[Data listing]

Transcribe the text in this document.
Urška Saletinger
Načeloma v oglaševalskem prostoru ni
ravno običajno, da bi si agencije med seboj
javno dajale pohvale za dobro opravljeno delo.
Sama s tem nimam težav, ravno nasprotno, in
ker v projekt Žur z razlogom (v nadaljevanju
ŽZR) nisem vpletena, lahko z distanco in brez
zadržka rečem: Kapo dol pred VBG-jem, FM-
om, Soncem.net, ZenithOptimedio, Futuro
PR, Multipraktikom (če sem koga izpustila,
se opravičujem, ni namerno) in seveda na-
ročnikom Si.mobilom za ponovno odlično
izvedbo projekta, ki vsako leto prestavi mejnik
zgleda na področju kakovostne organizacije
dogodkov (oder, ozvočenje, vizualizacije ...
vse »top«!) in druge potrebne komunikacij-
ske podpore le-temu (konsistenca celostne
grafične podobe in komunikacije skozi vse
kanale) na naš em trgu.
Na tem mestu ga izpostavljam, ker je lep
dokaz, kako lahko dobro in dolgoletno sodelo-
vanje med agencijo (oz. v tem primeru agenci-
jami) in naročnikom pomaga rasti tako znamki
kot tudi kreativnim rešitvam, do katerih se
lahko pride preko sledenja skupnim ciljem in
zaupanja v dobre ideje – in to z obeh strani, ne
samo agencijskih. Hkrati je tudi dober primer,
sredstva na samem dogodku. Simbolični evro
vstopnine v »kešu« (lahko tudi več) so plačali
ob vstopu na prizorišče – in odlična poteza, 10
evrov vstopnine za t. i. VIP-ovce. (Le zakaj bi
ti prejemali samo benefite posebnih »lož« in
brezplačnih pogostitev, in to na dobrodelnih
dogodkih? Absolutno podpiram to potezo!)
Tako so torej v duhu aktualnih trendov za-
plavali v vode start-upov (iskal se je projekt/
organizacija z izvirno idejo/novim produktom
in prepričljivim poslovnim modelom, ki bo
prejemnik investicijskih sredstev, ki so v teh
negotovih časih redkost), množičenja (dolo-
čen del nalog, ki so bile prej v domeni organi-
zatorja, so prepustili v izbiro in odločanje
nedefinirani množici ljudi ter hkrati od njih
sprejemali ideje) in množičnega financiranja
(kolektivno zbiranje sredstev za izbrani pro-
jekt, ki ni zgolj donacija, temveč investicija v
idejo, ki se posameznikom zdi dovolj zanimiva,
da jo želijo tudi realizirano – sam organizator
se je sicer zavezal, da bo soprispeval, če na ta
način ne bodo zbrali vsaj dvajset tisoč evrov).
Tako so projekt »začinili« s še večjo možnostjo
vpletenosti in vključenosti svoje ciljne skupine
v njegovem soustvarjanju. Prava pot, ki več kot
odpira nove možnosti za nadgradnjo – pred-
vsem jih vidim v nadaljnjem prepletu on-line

• The request:
Reproduce every record above exactly as it appears.

• Exercise response:
Transcribe the text in this document.
Urška Saletinger
Načeloma v oglaševalskem prostoru ni
ravno običajno, da bi si agencije med seboj
javno dajale pohvale za dobro opravljeno delo.
Sama s tem nimam težav, ravno nasprotno, in
ker v projekt Žur z razlogom (v nadaljevanju
ŽZR) nisem vpletena, lahko z distanco in brez
zadržka rečem: Kapo dol pred VBG-jem, FM-
om, Soncem.net, ZenithOptimedio, Futuro
PR, Multipraktikom (če sem koga izpustila,
se opravičujem, ni namerno) in seveda na-
ročnikom Si.mobilom za ponovno odlično
izvedbo projekta, ki vsako leto prestavi mejnik
zgleda na področju kakovostne organizacije
dogodkov (oder, ozvočenje, vizualizacije ...
vse »top«!) in druge potrebne komunikacij-
ske podpore le-temu (konsistenca celostne
grafične podobe in komunikacije skozi vse
kanale) na naš em trgu.
Na tem mestu ga izpostavljam, ker je lep
dokaz, kako lahko dobro in dolgoletno sodelo-
vanje med agencijo (oz. v tem primeru agenci-
jami) in naročnikom pomaga rasti tako znamki
kot tudi kreativnim rešitvam, do katerih se
lahko pride preko sledenja skupnim ciljem in
zaupanja v dobre ideje – in to z obeh strani, ne
samo agencijskih. Hkrati je tudi dober primer,
sredstva na samem dogodku. Simbolični evro
vstopnine v »kešu« (lahko tudi več) so plačali
ob vstopu na prizorišče – in odlična poteza, 10
evrov vstopnine za t. i. VIP-ovce. (Le zakaj bi
ti prejemali samo benefite posebnih »lož« in
brezplačnih pogostitev, in to na dobrodelnih
dogodkih? Absolutno podpiram to potezo!)
Tako so torej v duhu aktualnih trendov za-
plavali v vode start-upov (iskal se je projekt/
organizacija z izvirno idejo/novim produktom
in prepričljivim poslovnim modelom, ki bo
prejemnik investicijskih sredstev, ki so v teh
negotovih časih redkost), množičenja (dolo-
čen del nalog, ki so bile prej v domeni organi-
zatorja, so prepustili v izbiro in odločanje
nedefinirani množici ljudi ter hkrati od njih
sprejemali ideje) in množičnega financiranja
(kolektivno zbiranje sredstev za izbrani pro-
jekt, ki ni zgolj donacija, temveč investicija v
idejo, ki se posameznikom zdi dovolj zanimiva,
da jo želijo tudi realizirano – sam organizator
se je sicer zavezal, da bo soprispeval, če na ta
način ne bodo zbrali vsaj dvajset tisoč evrov).
Tako so projekt »začinili« s še večjo možnostjo
vpletenosti in vključenosti svoje ciljne skupine
v njegovem soustvarjanju. Prava pot, ki več kot
odpira nove možnosti za nadgradnjo – pred-
vsem jih vidim v nadaljnjem prepletu on-line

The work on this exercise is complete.